Extract every line that contains the string "order".

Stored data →
==============================

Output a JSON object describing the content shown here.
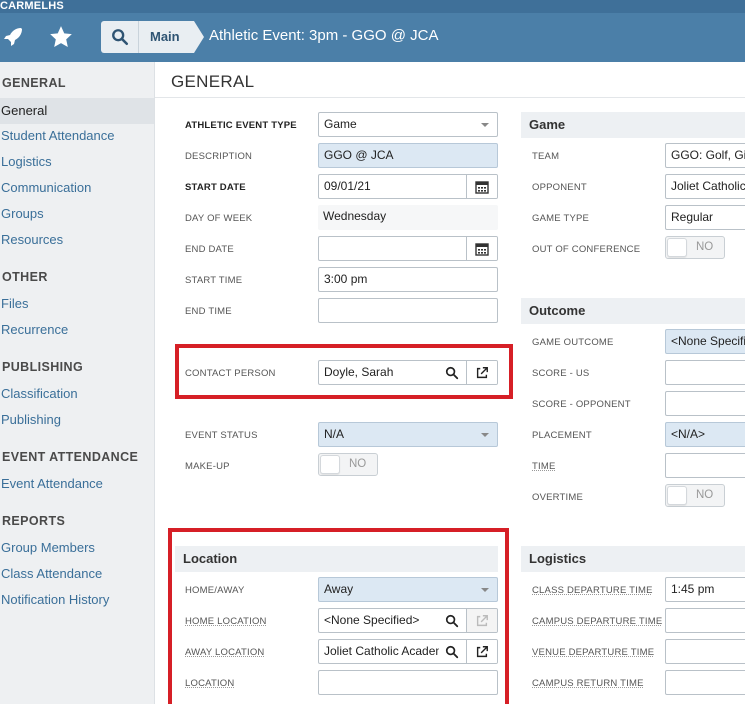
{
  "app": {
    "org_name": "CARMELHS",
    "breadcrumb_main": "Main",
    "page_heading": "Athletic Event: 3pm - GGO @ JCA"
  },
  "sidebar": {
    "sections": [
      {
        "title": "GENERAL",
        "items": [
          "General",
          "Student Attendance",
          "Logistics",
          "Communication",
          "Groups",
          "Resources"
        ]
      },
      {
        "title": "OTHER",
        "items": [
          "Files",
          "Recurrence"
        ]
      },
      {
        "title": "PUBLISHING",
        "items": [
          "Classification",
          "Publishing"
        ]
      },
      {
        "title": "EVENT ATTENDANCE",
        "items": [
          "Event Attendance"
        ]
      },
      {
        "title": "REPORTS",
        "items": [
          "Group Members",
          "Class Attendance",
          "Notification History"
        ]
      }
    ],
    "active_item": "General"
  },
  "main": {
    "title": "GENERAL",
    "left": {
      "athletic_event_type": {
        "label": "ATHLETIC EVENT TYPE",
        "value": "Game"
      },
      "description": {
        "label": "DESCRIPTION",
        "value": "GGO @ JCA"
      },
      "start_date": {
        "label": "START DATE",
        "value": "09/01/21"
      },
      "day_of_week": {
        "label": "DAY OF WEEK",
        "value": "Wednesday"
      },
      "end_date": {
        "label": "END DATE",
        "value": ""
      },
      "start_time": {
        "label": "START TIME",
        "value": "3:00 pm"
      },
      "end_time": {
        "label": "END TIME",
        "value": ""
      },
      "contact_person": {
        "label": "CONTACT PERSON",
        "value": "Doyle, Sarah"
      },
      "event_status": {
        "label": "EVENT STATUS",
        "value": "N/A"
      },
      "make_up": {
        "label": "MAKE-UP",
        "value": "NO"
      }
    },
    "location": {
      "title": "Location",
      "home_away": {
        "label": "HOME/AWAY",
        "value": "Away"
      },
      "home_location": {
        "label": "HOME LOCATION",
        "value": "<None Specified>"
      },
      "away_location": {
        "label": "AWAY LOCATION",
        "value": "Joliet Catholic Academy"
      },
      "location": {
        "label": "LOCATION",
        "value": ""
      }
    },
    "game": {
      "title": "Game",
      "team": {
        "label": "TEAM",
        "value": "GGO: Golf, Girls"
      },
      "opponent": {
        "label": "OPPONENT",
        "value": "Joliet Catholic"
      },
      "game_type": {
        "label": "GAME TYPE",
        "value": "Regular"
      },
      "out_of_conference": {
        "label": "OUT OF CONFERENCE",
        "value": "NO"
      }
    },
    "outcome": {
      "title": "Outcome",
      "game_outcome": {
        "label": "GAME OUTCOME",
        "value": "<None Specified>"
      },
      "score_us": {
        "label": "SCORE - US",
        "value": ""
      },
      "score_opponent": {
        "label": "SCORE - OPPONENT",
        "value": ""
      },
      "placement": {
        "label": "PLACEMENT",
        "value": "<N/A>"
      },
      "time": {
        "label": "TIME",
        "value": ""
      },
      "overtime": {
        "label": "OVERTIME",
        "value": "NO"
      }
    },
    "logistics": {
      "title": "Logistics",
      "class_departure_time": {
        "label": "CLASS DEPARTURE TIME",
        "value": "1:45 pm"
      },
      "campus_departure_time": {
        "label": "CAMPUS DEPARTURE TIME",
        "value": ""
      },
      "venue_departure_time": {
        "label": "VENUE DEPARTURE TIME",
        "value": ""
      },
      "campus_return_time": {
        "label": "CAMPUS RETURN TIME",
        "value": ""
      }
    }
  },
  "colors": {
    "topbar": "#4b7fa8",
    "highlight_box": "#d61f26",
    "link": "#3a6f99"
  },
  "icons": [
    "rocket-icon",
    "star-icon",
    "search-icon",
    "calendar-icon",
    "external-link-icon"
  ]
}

==============================

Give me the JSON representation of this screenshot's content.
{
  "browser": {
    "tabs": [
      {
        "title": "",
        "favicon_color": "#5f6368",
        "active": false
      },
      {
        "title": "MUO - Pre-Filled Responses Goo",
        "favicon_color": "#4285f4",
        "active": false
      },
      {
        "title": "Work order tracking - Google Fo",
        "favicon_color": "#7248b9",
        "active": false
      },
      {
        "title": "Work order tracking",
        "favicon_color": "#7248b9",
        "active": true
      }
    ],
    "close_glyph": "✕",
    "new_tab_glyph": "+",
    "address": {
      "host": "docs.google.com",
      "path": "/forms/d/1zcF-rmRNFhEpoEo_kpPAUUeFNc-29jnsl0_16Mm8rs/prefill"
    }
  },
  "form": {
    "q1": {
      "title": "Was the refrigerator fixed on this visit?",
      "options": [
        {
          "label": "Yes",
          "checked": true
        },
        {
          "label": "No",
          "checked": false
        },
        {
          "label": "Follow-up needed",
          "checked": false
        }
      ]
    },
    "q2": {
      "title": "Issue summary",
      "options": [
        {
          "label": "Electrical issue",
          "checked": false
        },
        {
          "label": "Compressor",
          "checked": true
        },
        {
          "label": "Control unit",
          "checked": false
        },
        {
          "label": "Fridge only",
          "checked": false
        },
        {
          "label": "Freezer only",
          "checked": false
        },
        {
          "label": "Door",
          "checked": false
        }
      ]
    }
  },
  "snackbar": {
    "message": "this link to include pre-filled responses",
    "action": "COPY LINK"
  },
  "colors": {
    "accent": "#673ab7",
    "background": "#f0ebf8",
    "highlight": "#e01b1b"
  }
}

==============================

SOLUTION BELOW →
        "title": "Work order tracking - Google Fo",
        "title": "Work order tracking",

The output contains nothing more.